● Instructions for the task
Images should be left out, and everything else in the listing reproduced exactly.

** BEGIN Source data **

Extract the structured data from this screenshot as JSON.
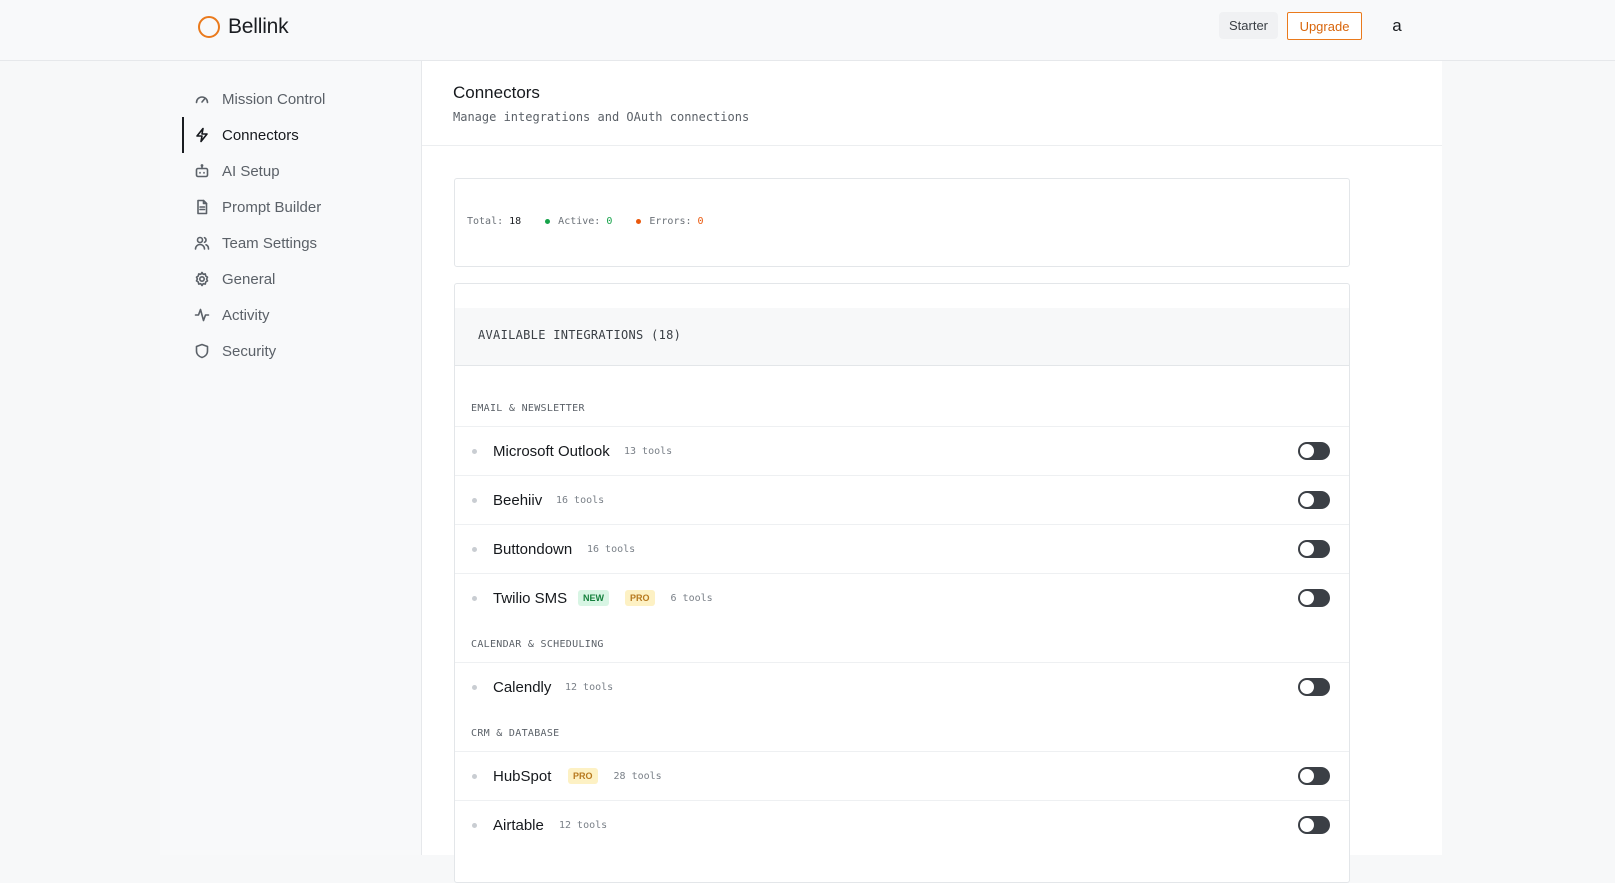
{
  "header": {
    "brand": "Bellink",
    "plan": "Starter",
    "upgrade_label": "Upgrade",
    "avatar_initial": "a",
    "accent": "#ea7a1c"
  },
  "sidebar": {
    "items": [
      {
        "label": "Mission Control",
        "icon": "gauge-icon",
        "active": false
      },
      {
        "label": "Connectors",
        "icon": "lightning-icon",
        "active": true
      },
      {
        "label": "AI Setup",
        "icon": "robot-icon",
        "active": false
      },
      {
        "label": "Prompt Builder",
        "icon": "document-icon",
        "active": false
      },
      {
        "label": "Team Settings",
        "icon": "users-icon",
        "active": false
      },
      {
        "label": "General",
        "icon": "gear-icon",
        "active": false
      },
      {
        "label": "Activity",
        "icon": "activity-icon",
        "active": false
      },
      {
        "label": "Security",
        "icon": "shield-icon",
        "active": false
      }
    ]
  },
  "page": {
    "title": "Connectors",
    "subtitle": "Manage integrations and OAuth connections"
  },
  "stats": {
    "total_label": "Total:",
    "total_value": "18",
    "active_label": "Active:",
    "active_value": "0",
    "errors_label": "Errors:",
    "errors_value": "0"
  },
  "integrations": {
    "title": "AVAILABLE INTEGRATIONS (18)",
    "groups": [
      {
        "label": "EMAIL & NEWSLETTER",
        "items": [
          {
            "name": "Microsoft Outlook",
            "badges": [],
            "tools": "13 tools",
            "enabled": false
          },
          {
            "name": "Beehiiv",
            "badges": [],
            "tools": "16 tools",
            "enabled": false
          },
          {
            "name": "Buttondown",
            "badges": [],
            "tools": "16 tools",
            "enabled": false
          },
          {
            "name": "Twilio SMS",
            "badges": [
              "NEW",
              "PRO"
            ],
            "tools": "6 tools",
            "enabled": false
          }
        ]
      },
      {
        "label": "CALENDAR & SCHEDULING",
        "items": [
          {
            "name": "Calendly",
            "badges": [],
            "tools": "12 tools",
            "enabled": false
          }
        ]
      },
      {
        "label": "CRM & DATABASE",
        "items": [
          {
            "name": "HubSpot",
            "badges": [
              "PRO"
            ],
            "tools": "28 tools",
            "enabled": false
          },
          {
            "name": "Airtable",
            "badges": [],
            "tools": "12 tools",
            "enabled": false
          }
        ]
      }
    ]
  }
}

** END Source data **

● Solution to this exercise
Extract the structured data from this screenshot as JSON.
{
  "header": {
    "brand": "Bellink",
    "plan": "Starter",
    "upgrade_label": "Upgrade",
    "avatar_initial": "a",
    "accent": "#ea7a1c"
  },
  "sidebar": {
    "items": [
      {
        "label": "Mission Control",
        "icon": "gauge-icon",
        "active": false
      },
      {
        "label": "Connectors",
        "icon": "lightning-icon",
        "active": true
      },
      {
        "label": "AI Setup",
        "icon": "robot-icon",
        "active": false
      },
      {
        "label": "Prompt Builder",
        "icon": "document-icon",
        "active": false
      },
      {
        "label": "Team Settings",
        "icon": "users-icon",
        "active": false
      },
      {
        "label": "General",
        "icon": "gear-icon",
        "active": false
      },
      {
        "label": "Activity",
        "icon": "activity-icon",
        "active": false
      },
      {
        "label": "Security",
        "icon": "shield-icon",
        "active": false
      }
    ]
  },
  "page": {
    "title": "Connectors",
    "subtitle": "Manage integrations and OAuth connections"
  },
  "stats": {
    "total_label": "Total:",
    "total_value": "18",
    "active_label": "Active:",
    "active_value": "0",
    "errors_label": "Errors:",
    "errors_value": "0"
  },
  "integrations": {
    "title": "AVAILABLE INTEGRATIONS (18)",
    "groups": [
      {
        "label": "EMAIL & NEWSLETTER",
        "items": [
          {
            "name": "Microsoft Outlook",
            "badges": [],
            "tools": "13 tools",
            "enabled": false
          },
          {
            "name": "Beehiiv",
            "badges": [],
            "tools": "16 tools",
            "enabled": false
          },
          {
            "name": "Buttondown",
            "badges": [],
            "tools": "16 tools",
            "enabled": false
          },
          {
            "name": "Twilio SMS",
            "badges": [
              "NEW",
              "PRO"
            ],
            "tools": "6 tools",
            "enabled": false
          }
        ]
      },
      {
        "label": "CALENDAR & SCHEDULING",
        "items": [
          {
            "name": "Calendly",
            "badges": [],
            "tools": "12 tools",
            "enabled": false
          }
        ]
      },
      {
        "label": "CRM & DATABASE",
        "items": [
          {
            "name": "HubSpot",
            "badges": [
              "PRO"
            ],
            "tools": "28 tools",
            "enabled": false
          },
          {
            "name": "Airtable",
            "badges": [],
            "tools": "12 tools",
            "enabled": false
          }
        ]
      }
    ]
  }
}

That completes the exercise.